## Short exercise
Write out all records as given; omit images.
##### Input for this task
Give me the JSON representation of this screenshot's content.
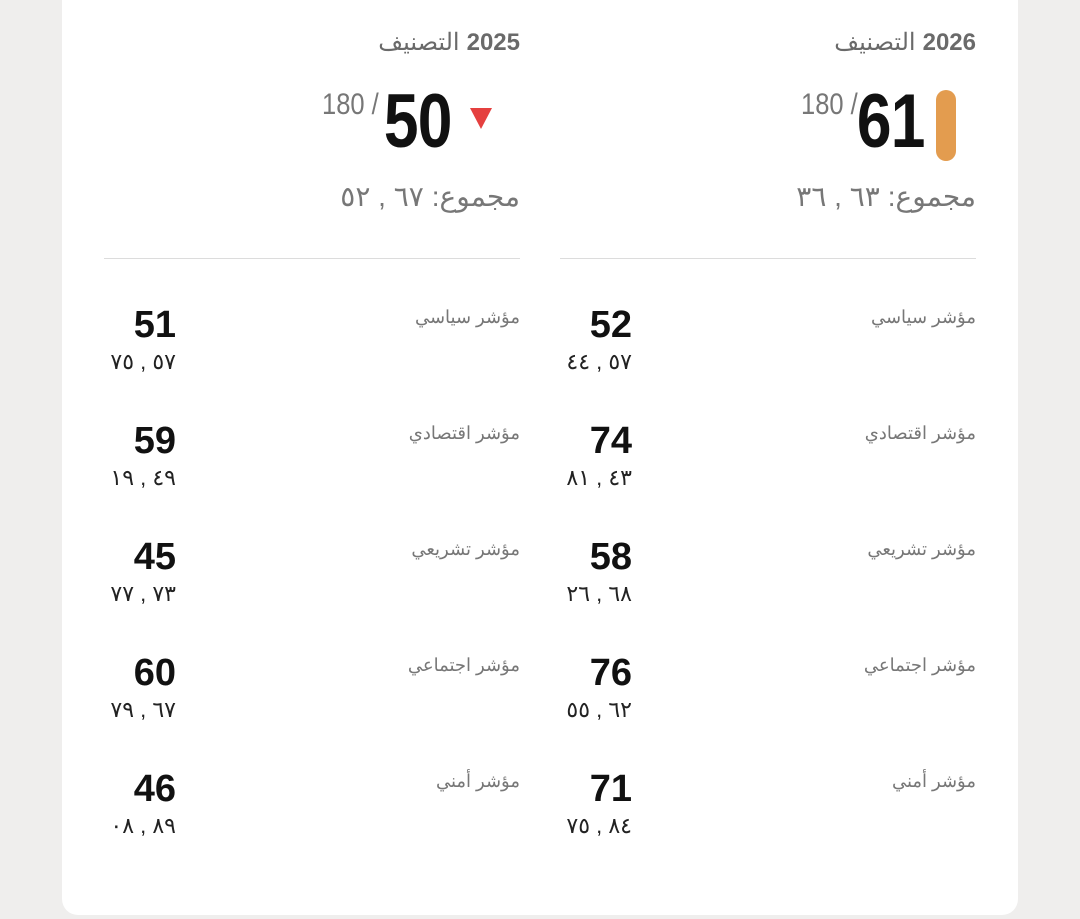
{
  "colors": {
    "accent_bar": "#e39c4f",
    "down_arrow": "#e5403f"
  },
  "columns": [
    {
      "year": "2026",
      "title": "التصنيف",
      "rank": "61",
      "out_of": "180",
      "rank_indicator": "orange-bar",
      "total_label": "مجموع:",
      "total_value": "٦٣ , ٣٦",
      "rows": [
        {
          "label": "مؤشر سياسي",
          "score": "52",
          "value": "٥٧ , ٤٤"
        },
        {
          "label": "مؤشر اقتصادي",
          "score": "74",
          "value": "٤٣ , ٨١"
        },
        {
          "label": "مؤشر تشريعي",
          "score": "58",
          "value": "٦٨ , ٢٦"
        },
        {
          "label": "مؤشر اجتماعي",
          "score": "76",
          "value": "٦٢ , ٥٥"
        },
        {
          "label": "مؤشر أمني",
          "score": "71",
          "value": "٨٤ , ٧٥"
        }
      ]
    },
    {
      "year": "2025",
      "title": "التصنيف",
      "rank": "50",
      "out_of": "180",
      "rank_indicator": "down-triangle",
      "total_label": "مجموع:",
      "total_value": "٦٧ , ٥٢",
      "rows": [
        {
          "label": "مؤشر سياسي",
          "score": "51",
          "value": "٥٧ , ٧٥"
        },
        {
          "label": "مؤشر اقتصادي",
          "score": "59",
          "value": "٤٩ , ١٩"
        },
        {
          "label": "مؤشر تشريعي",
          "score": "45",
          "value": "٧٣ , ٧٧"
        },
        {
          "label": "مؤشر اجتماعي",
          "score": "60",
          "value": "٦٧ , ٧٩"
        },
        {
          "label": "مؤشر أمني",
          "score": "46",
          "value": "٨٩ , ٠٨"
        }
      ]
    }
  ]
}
##########
## Completed exercise
Give me the JSON representation of this screenshot's content.
{
  "colors": {
    "accent_bar": "#e39c4f",
    "down_arrow": "#e5403f"
  },
  "columns": [
    {
      "year": "2026",
      "title": "التصنيف",
      "rank": "61",
      "out_of": "180",
      "rank_indicator": "orange-bar",
      "total_label": "مجموع:",
      "total_value": "٦٣ , ٣٦",
      "rows": [
        {
          "label": "مؤشر سياسي",
          "score": "52",
          "value": "٥٧ , ٤٤"
        },
        {
          "label": "مؤشر اقتصادي",
          "score": "74",
          "value": "٤٣ , ٨١"
        },
        {
          "label": "مؤشر تشريعي",
          "score": "58",
          "value": "٦٨ , ٢٦"
        },
        {
          "label": "مؤشر اجتماعي",
          "score": "76",
          "value": "٦٢ , ٥٥"
        },
        {
          "label": "مؤشر أمني",
          "score": "71",
          "value": "٨٤ , ٧٥"
        }
      ]
    },
    {
      "year": "2025",
      "title": "التصنيف",
      "rank": "50",
      "out_of": "180",
      "rank_indicator": "down-triangle",
      "total_label": "مجموع:",
      "total_value": "٦٧ , ٥٢",
      "rows": [
        {
          "label": "مؤشر سياسي",
          "score": "51",
          "value": "٥٧ , ٧٥"
        },
        {
          "label": "مؤشر اقتصادي",
          "score": "59",
          "value": "٤٩ , ١٩"
        },
        {
          "label": "مؤشر تشريعي",
          "score": "45",
          "value": "٧٣ , ٧٧"
        },
        {
          "label": "مؤشر اجتماعي",
          "score": "60",
          "value": "٦٧ , ٧٩"
        },
        {
          "label": "مؤشر أمني",
          "score": "46",
          "value": "٨٩ , ٠٨"
        }
      ]
    }
  ]
}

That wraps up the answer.